» **Task prompt**
Copy out all lines that hold "title".

» **Entries provided**
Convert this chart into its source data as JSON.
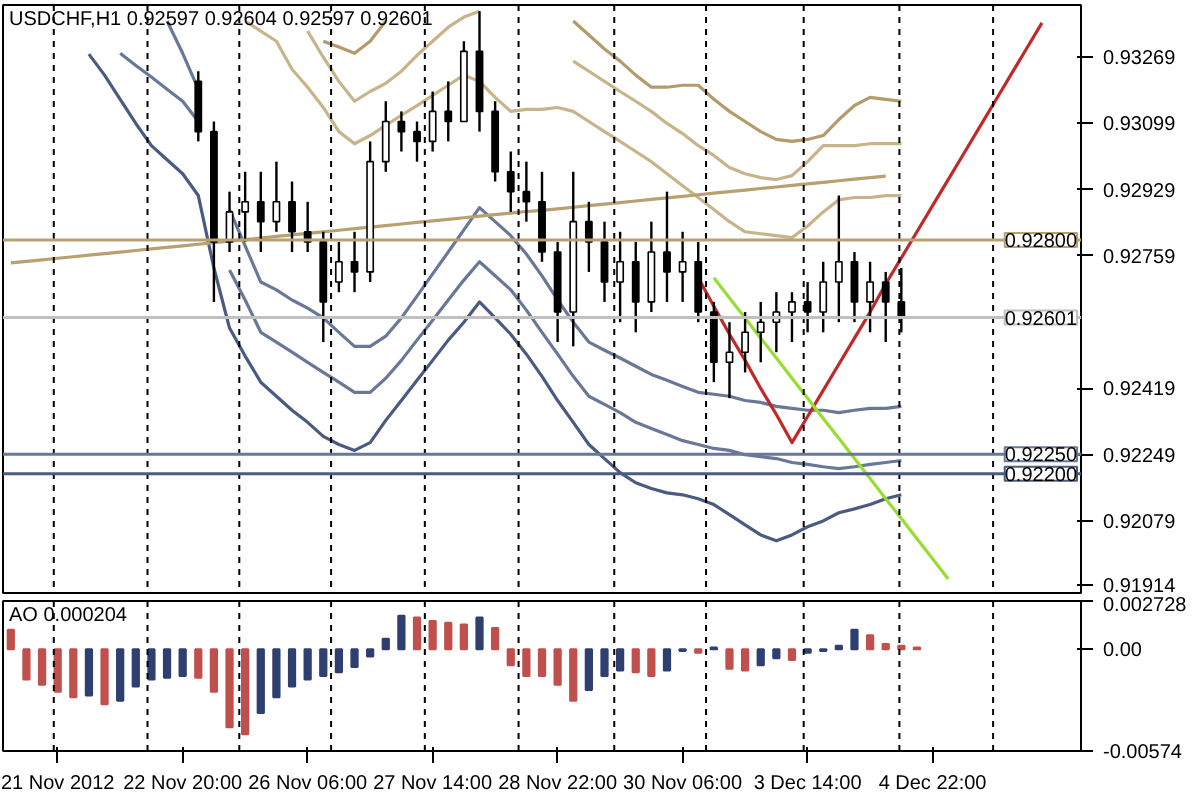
{
  "chart_data": [
    {
      "type": "candlestick",
      "title": "USDCHF,H1  0.92597 0.92604 0.92597 0.92601",
      "categories": [
        null,
        null,
        null,
        null,
        null,
        null,
        null,
        null,
        null,
        null,
        null,
        null,
        null,
        null,
        null,
        null,
        null,
        null,
        null,
        null,
        null,
        null,
        null,
        null,
        null,
        null,
        null,
        null,
        null,
        null,
        null,
        null,
        null,
        null,
        null,
        null,
        null,
        null,
        null,
        null,
        null,
        null,
        null,
        null,
        null,
        null,
        null,
        null,
        null,
        null,
        null,
        null,
        null,
        null,
        null,
        null,
        null,
        null,
        null,
        null,
        null,
        null,
        null,
        null,
        null,
        null,
        null,
        null,
        null
      ],
      "ohlc": [
        null,
        null,
        null,
        null,
        null,
        null,
        null,
        null,
        null,
        null,
        null,
        null,
        [
          0.93207,
          0.93233,
          0.93053,
          0.93078
        ],
        [
          0.93078,
          0.93104,
          0.92641,
          0.92795
        ],
        [
          0.92795,
          0.92924,
          0.92769,
          0.92872
        ],
        [
          0.92872,
          0.92975,
          0.92795,
          0.92898
        ],
        [
          0.92898,
          0.92975,
          0.92769,
          0.92847
        ],
        [
          0.92847,
          0.93001,
          0.92821,
          0.92898
        ],
        [
          0.92898,
          0.9295,
          0.92769,
          0.92821
        ],
        [
          0.92821,
          0.92898,
          0.92769,
          0.92795
        ],
        [
          0.92795,
          0.92821,
          0.92538,
          0.92641
        ],
        [
          0.92692,
          0.92795,
          0.92666,
          0.92744
        ],
        [
          0.92744,
          0.92821,
          0.92666,
          0.92718
        ],
        [
          0.92718,
          0.93053,
          0.92692,
          0.93001
        ],
        [
          0.93001,
          0.93156,
          0.92975,
          0.93104
        ],
        [
          0.93104,
          0.9313,
          0.93027,
          0.93078
        ],
        [
          0.93078,
          0.93104,
          0.93001,
          0.93053
        ],
        [
          0.93053,
          0.93181,
          0.93027,
          0.9313
        ],
        [
          0.9313,
          0.93207,
          0.93053,
          0.93104
        ],
        [
          0.93104,
          0.9331,
          0.93104,
          0.93284
        ],
        [
          0.93284,
          0.93387,
          0.93078,
          0.9313
        ],
        [
          0.9313,
          0.93156,
          0.9295,
          0.92975
        ],
        [
          0.92975,
          0.93027,
          0.92872,
          0.92924
        ],
        [
          0.92924,
          0.93001,
          0.92847,
          0.92898
        ],
        [
          0.92898,
          0.92975,
          0.92744,
          0.92769
        ],
        [
          0.92769,
          0.92795,
          0.92538,
          0.92615
        ],
        [
          0.92615,
          0.92975,
          0.92527,
          0.92847
        ],
        [
          0.92847,
          0.92898,
          0.92718,
          0.92795
        ],
        [
          0.92795,
          0.92847,
          0.92641,
          0.92692
        ],
        [
          0.92692,
          0.92821,
          0.92589,
          0.92744
        ],
        [
          0.92744,
          0.92795,
          0.92563,
          0.92641
        ],
        [
          0.92641,
          0.92847,
          0.92615,
          0.92769
        ],
        [
          0.92769,
          0.92924,
          0.92641,
          0.92718
        ],
        [
          0.92718,
          0.92821,
          0.92641,
          0.92744
        ],
        [
          0.92744,
          0.92795,
          0.92589,
          0.92615
        ],
        [
          0.92615,
          0.92641,
          0.92435,
          0.92486
        ],
        [
          0.92486,
          0.92589,
          0.92394,
          0.92512
        ],
        [
          0.92512,
          0.92615,
          0.9246,
          0.92563
        ],
        [
          0.92563,
          0.92641,
          0.92486,
          0.92589
        ],
        [
          0.92589,
          0.92666,
          0.92512,
          0.92615
        ],
        [
          0.92615,
          0.92666,
          0.92538,
          0.92641
        ],
        [
          0.92641,
          0.92692,
          0.92563,
          0.92615
        ],
        [
          0.92615,
          0.92744,
          0.92563,
          0.92692
        ],
        [
          0.92692,
          0.92914,
          0.92589,
          0.92744
        ],
        [
          0.92744,
          0.92769,
          0.92589,
          0.92641
        ],
        [
          0.92641,
          0.92744,
          0.92563,
          0.92692
        ],
        [
          0.92692,
          0.92718,
          0.92538,
          0.92641
        ],
        [
          0.92641,
          0.92728,
          0.92563,
          0.926
        ],
        null,
        null,
        null,
        null,
        null,
        null,
        null,
        null,
        null,
        null,
        null
      ],
      "series": [
        {
          "type": "line",
          "color": "#4a5a80",
          "values": [
            null,
            null,
            null,
            null,
            null,
            0.93277,
            0.93223,
            0.93161,
            0.93099,
            0.93042,
            0.93006,
            0.9297,
            0.92914,
            0.92728,
            0.92574,
            0.92502,
            0.92435,
            0.92399,
            0.92363,
            0.92332,
            0.92296,
            0.92275,
            0.9226,
            0.9228,
            0.92337,
            0.92388,
            0.9244,
            0.92491,
            0.92543,
            0.92589,
            0.92641,
            0.926,
            0.92558,
            0.92507,
            0.9245,
            0.92388,
            0.92332,
            0.92275,
            0.92239,
            0.92203,
            0.92177,
            0.92162,
            0.92151,
            0.92146,
            0.92136,
            0.92121,
            0.92095,
            0.92069,
            0.92043,
            0.92028,
            0.92043,
            0.92064,
            0.92079,
            0.921,
            0.9211,
            0.92121,
            0.92136,
            0.92146,
            null,
            null,
            null,
            null,
            null,
            null,
            null,
            null,
            null,
            null,
            null
          ]
        },
        {
          "type": "line",
          "color": "#6a7898",
          "values": [
            null,
            null,
            null,
            null,
            null,
            null,
            null,
            0.93279,
            0.93248,
            0.93218,
            0.93187,
            0.93156,
            0.93104,
            null,
            0.92723,
            0.92646,
            0.92563,
            0.92538,
            0.92512,
            0.92486,
            0.9246,
            0.92435,
            0.92409,
            0.92409,
            0.92445,
            0.92491,
            0.92543,
            0.92594,
            0.92646,
            0.92697,
            0.92744,
            0.92708,
            0.92672,
            0.9262,
            0.92563,
            0.92507,
            0.9245,
            0.92399,
            0.92378,
            0.92357,
            0.92332,
            0.92316,
            0.92301,
            0.92285,
            0.92275,
            0.92265,
            0.9226,
            0.92249,
            0.92244,
            0.92239,
            0.92229,
            0.92224,
            0.92218,
            0.92213,
            0.92218,
            0.92224,
            0.92229,
            0.92234,
            null,
            null,
            null,
            null,
            null,
            null,
            null,
            null,
            null,
            null,
            null
          ]
        },
        {
          "type": "line",
          "color": "#6a7898",
          "values": [
            null,
            null,
            null,
            null,
            null,
            null,
            null,
            null,
            null,
            null,
            0.93362,
            0.93279,
            0.93187,
            null,
            0.92878,
            0.92785,
            0.92692,
            0.92672,
            0.92646,
            0.92625,
            0.926,
            0.92563,
            0.92527,
            0.92527,
            0.92553,
            0.926,
            0.92656,
            0.92713,
            0.92769,
            0.92826,
            0.92883,
            0.92847,
            0.92811,
            0.92764,
            0.92708,
            0.92646,
            0.92589,
            0.92538,
            0.92517,
            0.92497,
            0.92476,
            0.92455,
            0.9244,
            0.92424,
            0.92409,
            0.92404,
            0.92399,
            0.92388,
            0.92383,
            0.92373,
            0.92368,
            0.92363,
            0.92363,
            0.92357,
            0.92363,
            0.92368,
            0.92368,
            0.92373,
            null,
            null,
            null,
            null,
            null,
            null,
            null,
            null,
            null,
            null,
            null
          ]
        },
        {
          "type": "line",
          "color": "#c8b48a",
          "values": [
            null,
            null,
            null,
            null,
            null,
            null,
            null,
            null,
            null,
            null,
            null,
            null,
            null,
            null,
            null,
            0.93362,
            0.93336,
            0.9331,
            0.93238,
            0.93192,
            0.9314,
            0.93078,
            0.93047,
            0.93068,
            0.93094,
            0.9312,
            0.93145,
            0.93171,
            0.93197,
            0.93223,
            0.93207,
            0.93166,
            0.9313,
            0.93135,
            0.93135,
            0.9314,
            0.9313,
            0.93104,
            0.93078,
            0.93053,
            0.93027,
            0.93001,
            0.9297,
            0.92939,
            0.92909,
            0.92878,
            0.92847,
            0.92821,
            0.92816,
            0.92811,
            0.92806,
            0.92836,
            0.92872,
            0.92903,
            0.92909,
            0.92909,
            0.92914,
            0.92914,
            null,
            null,
            null,
            null,
            null,
            null,
            null,
            null,
            null,
            null,
            null
          ]
        },
        {
          "type": "line",
          "color": "#c8b48a",
          "values": [
            null,
            null,
            null,
            null,
            null,
            null,
            null,
            null,
            null,
            null,
            null,
            null,
            null,
            null,
            null,
            null,
            null,
            null,
            null,
            0.93336,
            0.93269,
            0.93207,
            0.93156,
            0.93181,
            0.93202,
            0.93233,
            0.93274,
            0.9331,
            0.93346,
            0.93372,
            0.93387,
            null,
            null,
            null,
            null,
            null,
            0.93259,
            0.93233,
            0.93207,
            0.93181,
            0.93156,
            0.9313,
            0.93099,
            0.93073,
            0.93042,
            0.93017,
            0.92986,
            0.9297,
            0.9296,
            0.92955,
            0.92965,
            0.93001,
            0.93042,
            0.93042,
            0.93042,
            0.93047,
            0.93047,
            0.93047,
            null,
            null,
            null,
            null,
            null,
            null,
            null,
            null,
            null,
            null,
            null
          ]
        },
        {
          "type": "line",
          "color": "#b39b6b",
          "values": [
            null,
            null,
            null,
            null,
            null,
            null,
            null,
            null,
            null,
            null,
            null,
            null,
            null,
            null,
            null,
            null,
            null,
            null,
            null,
            null,
            0.9331,
            0.93295,
            0.93279,
            0.9331,
            0.93362,
            null,
            null,
            null,
            null,
            null,
            null,
            null,
            null,
            null,
            null,
            null,
            0.93362,
            0.93326,
            0.9329,
            0.93259,
            0.93223,
            0.93192,
            0.93192,
            0.93197,
            0.93197,
            0.93161,
            0.9313,
            0.93104,
            0.93078,
            0.93058,
            0.93053,
            0.93058,
            0.93068,
            0.93109,
            0.93145,
            0.93166,
            0.93161,
            0.93156,
            null,
            null,
            null,
            null,
            null,
            null,
            null,
            null,
            null,
            null,
            null
          ]
        },
        {
          "type": "line",
          "color": "#b8a070",
          "values": [
            0.92741,
            0.92745,
            0.92749,
            0.92753,
            0.92757,
            0.92761,
            0.92765,
            0.92769,
            0.92773,
            0.92777,
            0.92781,
            0.92785,
            0.92789,
            0.92793,
            0.92797,
            0.92801,
            0.92805,
            0.92809,
            0.92813,
            0.92817,
            0.92821,
            0.92825,
            0.92829,
            0.92833,
            0.92837,
            0.92841,
            0.92845,
            0.92849,
            0.92853,
            0.92857,
            0.92861,
            0.92865,
            0.92869,
            0.92873,
            0.92876,
            0.9288,
            0.92884,
            0.92888,
            0.92892,
            0.92896,
            0.929,
            0.92904,
            0.92908,
            0.92912,
            0.92916,
            0.9292,
            0.92924,
            0.92928,
            0.92932,
            0.92936,
            0.9294,
            0.92944,
            0.92948,
            0.92952,
            0.92956,
            0.9296,
            0.92964,
            null,
            null,
            null,
            null,
            null,
            null,
            null,
            null,
            null,
            null,
            null,
            null
          ]
        },
        {
          "type": "line",
          "color": "#c0282a",
          "values": [
            null,
            null,
            null,
            null,
            null,
            null,
            null,
            null,
            null,
            null,
            null,
            null,
            null,
            null,
            null,
            null,
            null,
            null,
            null,
            null,
            null,
            null,
            null,
            null,
            null,
            null,
            null,
            null,
            null,
            null,
            null,
            null,
            null,
            null,
            null,
            null,
            null,
            null,
            null,
            null,
            null,
            null,
            null,
            null,
            0.92703,
            0.9263,
            0.92558,
            0.92491,
            0.92419,
            0.92352,
            0.9228,
            0.92347,
            0.92414,
            0.92481,
            0.92548,
            0.92615,
            0.92687,
            0.92754,
            0.92821,
            0.92888,
            0.92955,
            0.93022,
            0.93089,
            0.93156,
            0.93223,
            0.9329,
            0.93357,
            null,
            null
          ]
        },
        {
          "type": "line",
          "color": "#99dd33",
          "values": [
            null,
            null,
            null,
            null,
            null,
            null,
            null,
            null,
            null,
            null,
            null,
            null,
            null,
            null,
            null,
            null,
            null,
            null,
            null,
            null,
            null,
            null,
            null,
            null,
            null,
            null,
            null,
            null,
            null,
            null,
            null,
            null,
            null,
            null,
            null,
            null,
            null,
            null,
            null,
            null,
            null,
            null,
            null,
            null,
            null,
            0.92703,
            0.92651,
            0.926,
            0.92548,
            0.92497,
            0.92445,
            0.92394,
            0.92342,
            0.92291,
            0.92239,
            0.92188,
            0.92136,
            0.92085,
            0.92033,
            0.91982,
            0.9193,
            null,
            null,
            null,
            null,
            null,
            null,
            null,
            null
          ]
        }
      ],
      "ref_lines": [
        {
          "axis": "y",
          "value": 0.928,
          "label": "0.92800",
          "color": "#b8a070"
        },
        {
          "axis": "y",
          "value": 0.9225,
          "label": "0.92250",
          "color": "#6a7898"
        },
        {
          "axis": "y",
          "value": 0.922,
          "label": "0.92200",
          "color": "#4a5a80"
        },
        {
          "axis": "y",
          "value": 0.92601,
          "label": "0.92601",
          "color": "#c0c0c0"
        }
      ],
      "ylim": [
        0.91894,
        0.93403
      ],
      "yticks": [
        0.93269,
        0.93099,
        0.92929,
        0.92759,
        0.92419,
        0.92249,
        0.92079,
        0.91914
      ],
      "tick_labels": "y"
    },
    {
      "type": "bar",
      "title": "AO 0.000204",
      "categories": [
        null,
        null,
        null,
        "21 Nov 2012",
        null,
        null,
        null,
        null,
        null,
        null,
        null,
        "22 Nov 20:00",
        null,
        null,
        null,
        null,
        null,
        null,
        null,
        "26 Nov 06:00",
        null,
        null,
        null,
        null,
        null,
        null,
        null,
        "27 Nov 14:00",
        null,
        null,
        null,
        null,
        null,
        null,
        null,
        "28 Nov 22:00",
        null,
        null,
        null,
        null,
        null,
        null,
        null,
        "30 Nov 06:00",
        null,
        null,
        null,
        null,
        null,
        null,
        null,
        "3 Dec 14:00",
        null,
        null,
        null,
        null,
        null,
        null,
        null,
        "4 Dec 22:00",
        null,
        null,
        null,
        null,
        null,
        null,
        null,
        null,
        null
      ],
      "values": [
        0.0011,
        -0.0017,
        -0.002,
        -0.0024,
        -0.0027,
        -0.0026,
        -0.0031,
        -0.0029,
        -0.0021,
        -0.0017,
        -0.0016,
        -0.0015,
        -0.0016,
        -0.0024,
        -0.0044,
        -0.0048,
        -0.0036,
        -0.0027,
        -0.0021,
        -0.0017,
        -0.0015,
        -0.0013,
        -0.001,
        -0.0004,
        0.0006,
        0.0019,
        0.0018,
        0.0016,
        0.0015,
        0.0014,
        0.0018,
        0.0012,
        -0.0009,
        -0.0015,
        -0.0015,
        -0.002,
        -0.0029,
        -0.0023,
        -0.0015,
        -0.0012,
        -0.0013,
        -0.0015,
        -0.0012,
        -0.0001,
        -0.0002,
        0.0001,
        -0.0011,
        -0.0012,
        -0.0009,
        -0.0005,
        -0.0006,
        -0.0002,
        -0.0001,
        0.0002,
        0.0011,
        0.0008,
        0.0003,
        0.0002,
        0.0001,
        null,
        null,
        null,
        null,
        null,
        null,
        null,
        null,
        null,
        null
      ],
      "colors": [
        "#c0504d",
        "#c0504d",
        "#c0504d",
        "#c0504d",
        "#c0504d",
        "#2f3f6f",
        "#c0504d",
        "#2f3f6f",
        "#2f3f6f",
        "#2f3f6f",
        "#2f3f6f",
        "#2f3f6f",
        "#c0504d",
        "#c0504d",
        "#c0504d",
        "#c0504d",
        "#2f3f6f",
        "#2f3f6f",
        "#2f3f6f",
        "#2f3f6f",
        "#2f3f6f",
        "#2f3f6f",
        "#2f3f6f",
        "#2f3f6f",
        "#2f3f6f",
        "#2f3f6f",
        "#c0504d",
        "#c0504d",
        "#c0504d",
        "#c0504d",
        "#2f3f6f",
        "#c0504d",
        "#c0504d",
        "#c0504d",
        "#c0504d",
        "#c0504d",
        "#c0504d",
        "#2f3f6f",
        "#2f3f6f",
        "#2f3f6f",
        "#c0504d",
        "#c0504d",
        "#2f3f6f",
        "#2f3f6f",
        "#c0504d",
        "#2f3f6f",
        "#c0504d",
        "#c0504d",
        "#2f3f6f",
        "#2f3f6f",
        "#c0504d",
        "#2f3f6f",
        "#2f3f6f",
        "#2f3f6f",
        "#2f3f6f",
        "#c0504d",
        "#c0504d",
        "#c0504d",
        "#c0504d",
        "#c0504d",
        "#c0504d",
        "#c0504d",
        "#c0504d",
        "#c0504d",
        "#c0504d",
        "#c0504d",
        "#c0504d",
        "#c0504d",
        "#c0504d"
      ],
      "ylim": [
        -0.00574,
        0.002728
      ],
      "yticks": [
        0.002728,
        {
          "value": 0,
          "label": "0.00"
        },
        -0.00574
      ]
    }
  ]
}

» **Right answer**
      "title": "USDCHF,H1  0.92597 0.92604 0.92597 0.92601",
      "title": "AO 0.000204",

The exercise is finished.